WHAT YOU SHOULD DO: Copy all lines holding the word "toute" from the entries.

Dataset records
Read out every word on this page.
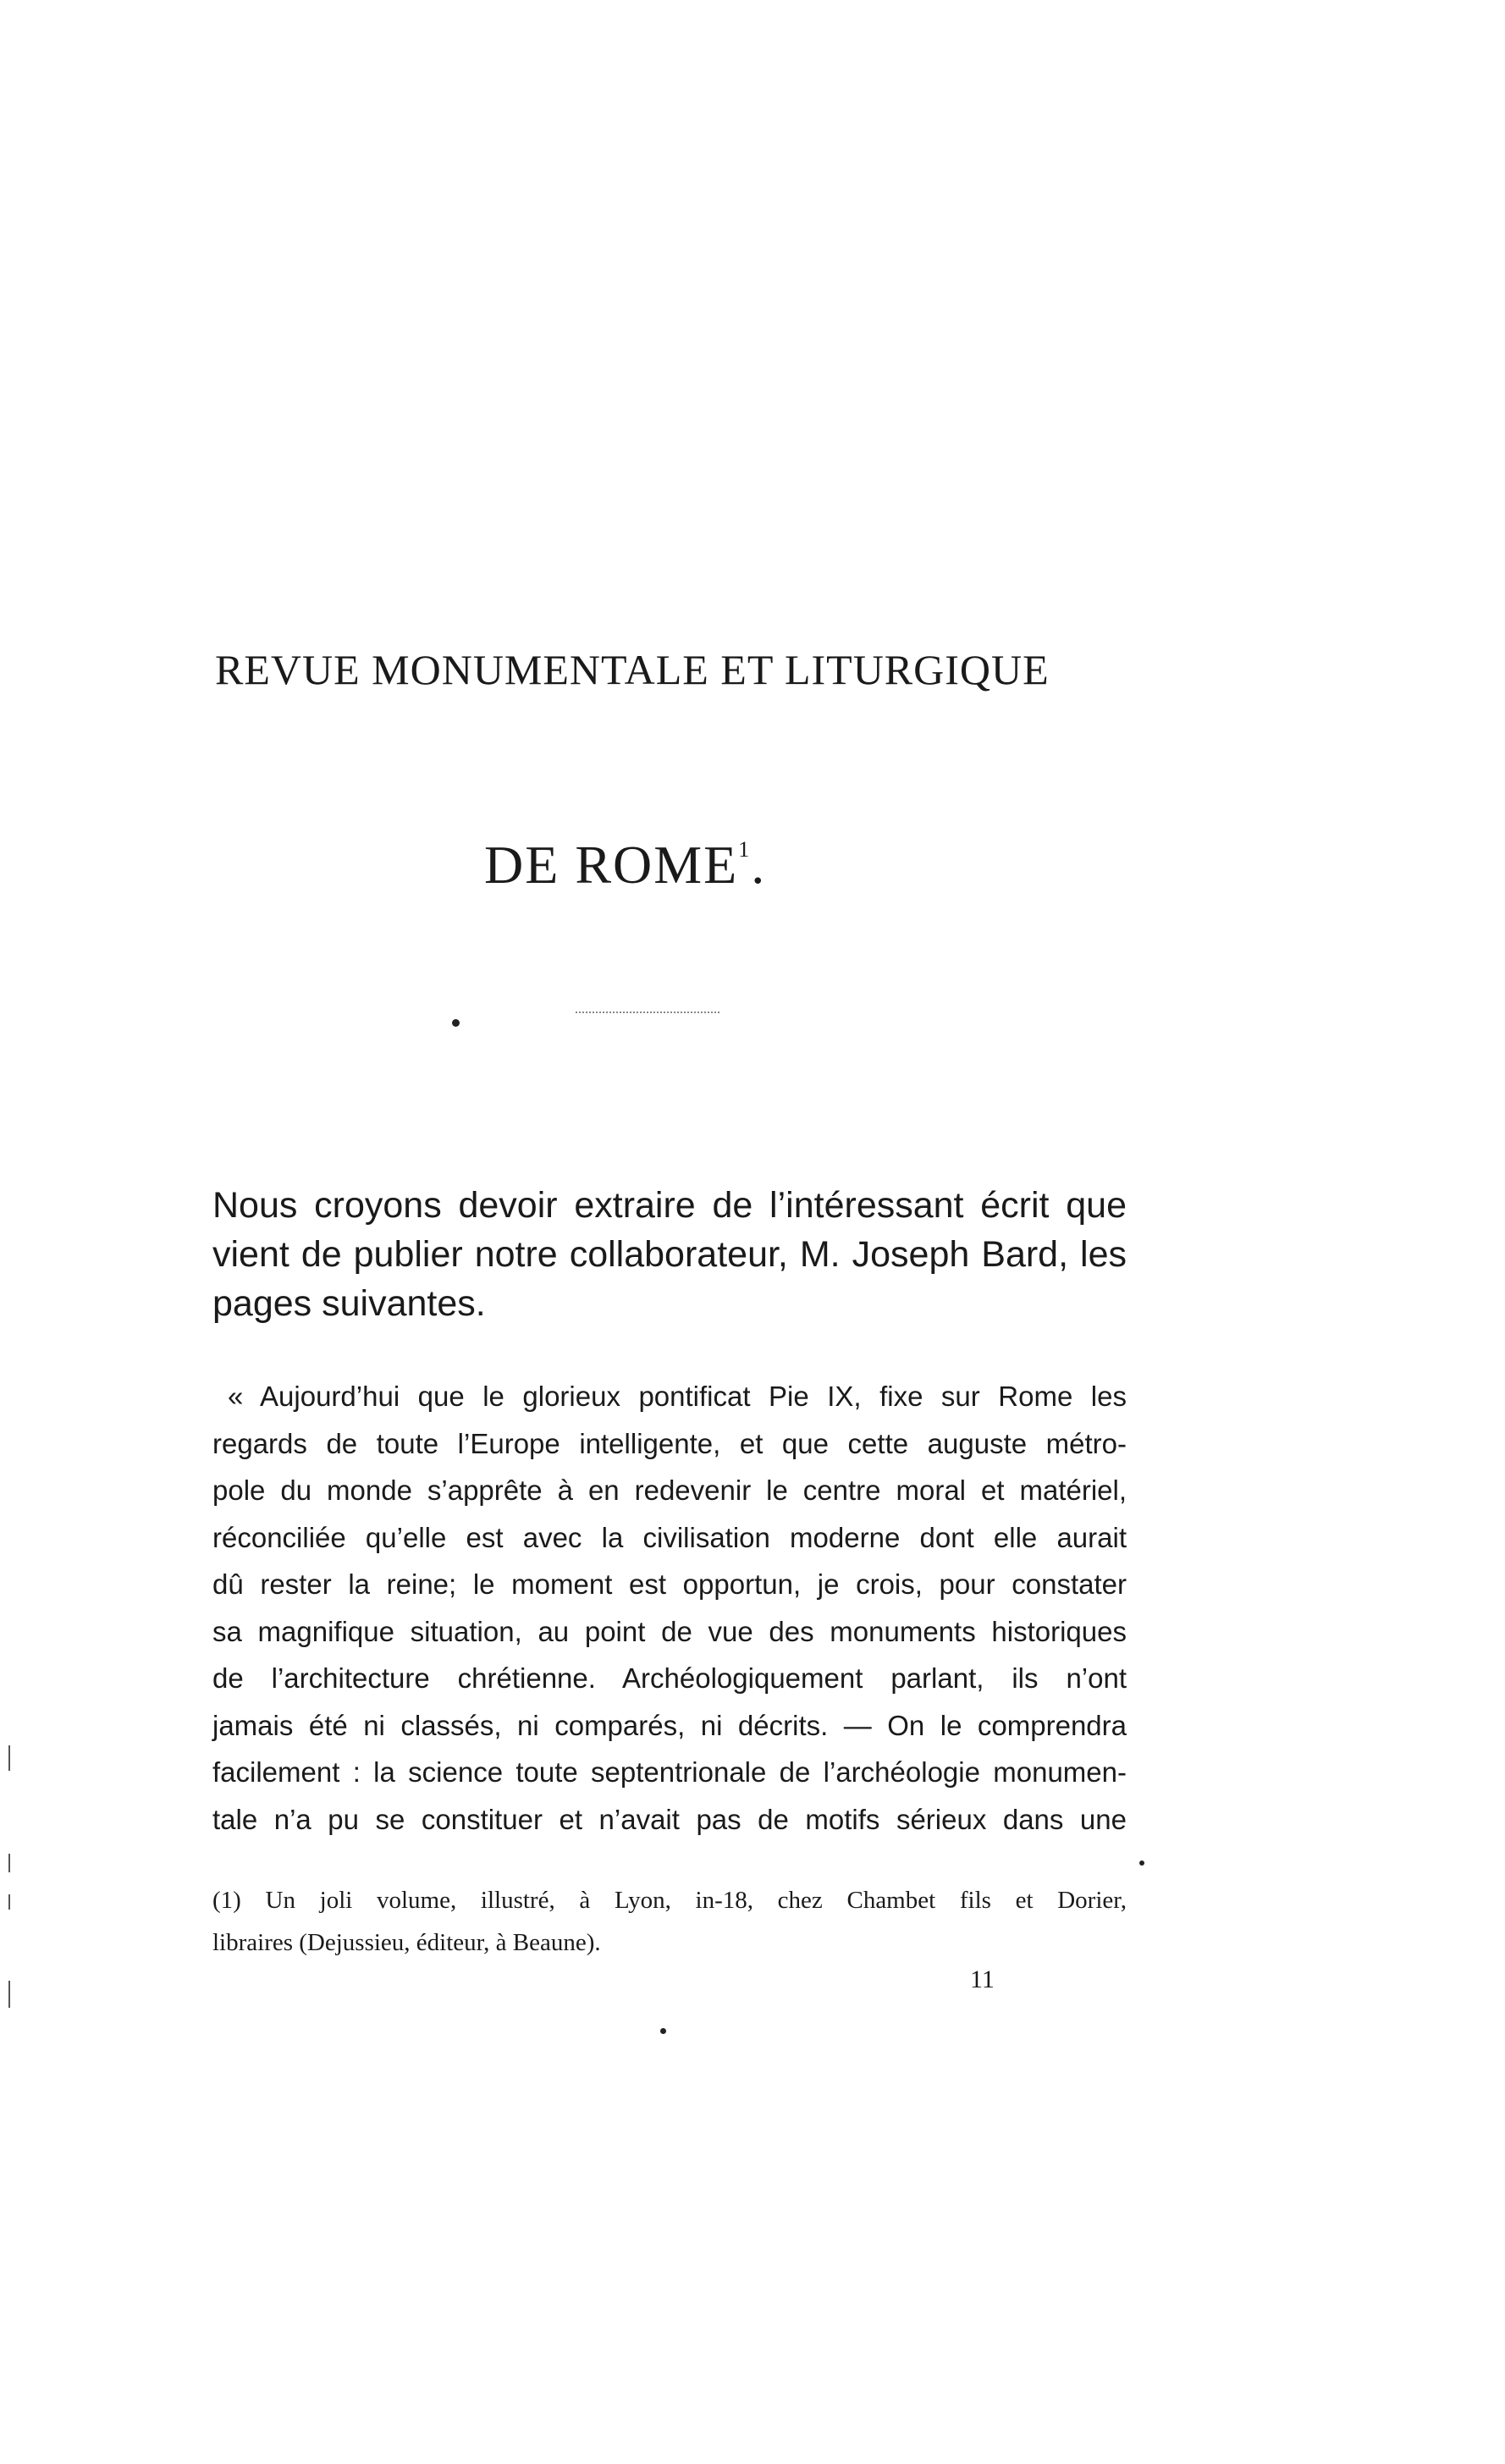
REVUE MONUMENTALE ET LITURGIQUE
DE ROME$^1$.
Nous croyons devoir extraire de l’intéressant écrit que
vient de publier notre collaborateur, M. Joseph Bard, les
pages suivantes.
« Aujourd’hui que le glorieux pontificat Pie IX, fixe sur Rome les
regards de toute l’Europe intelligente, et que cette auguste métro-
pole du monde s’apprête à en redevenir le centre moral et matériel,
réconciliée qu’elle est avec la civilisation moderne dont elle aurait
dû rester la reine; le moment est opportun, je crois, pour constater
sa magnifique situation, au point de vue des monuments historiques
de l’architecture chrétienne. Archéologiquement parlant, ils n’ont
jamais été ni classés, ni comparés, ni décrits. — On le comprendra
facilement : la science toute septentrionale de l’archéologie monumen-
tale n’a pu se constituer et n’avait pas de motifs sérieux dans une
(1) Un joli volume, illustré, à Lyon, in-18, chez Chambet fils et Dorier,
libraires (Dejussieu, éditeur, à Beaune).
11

CORRECT RESPONSE:
regards de toute l’Europe intelligente, et que cette auguste métro-
facilement : la science toute septentrionale de l’archéologie monumen-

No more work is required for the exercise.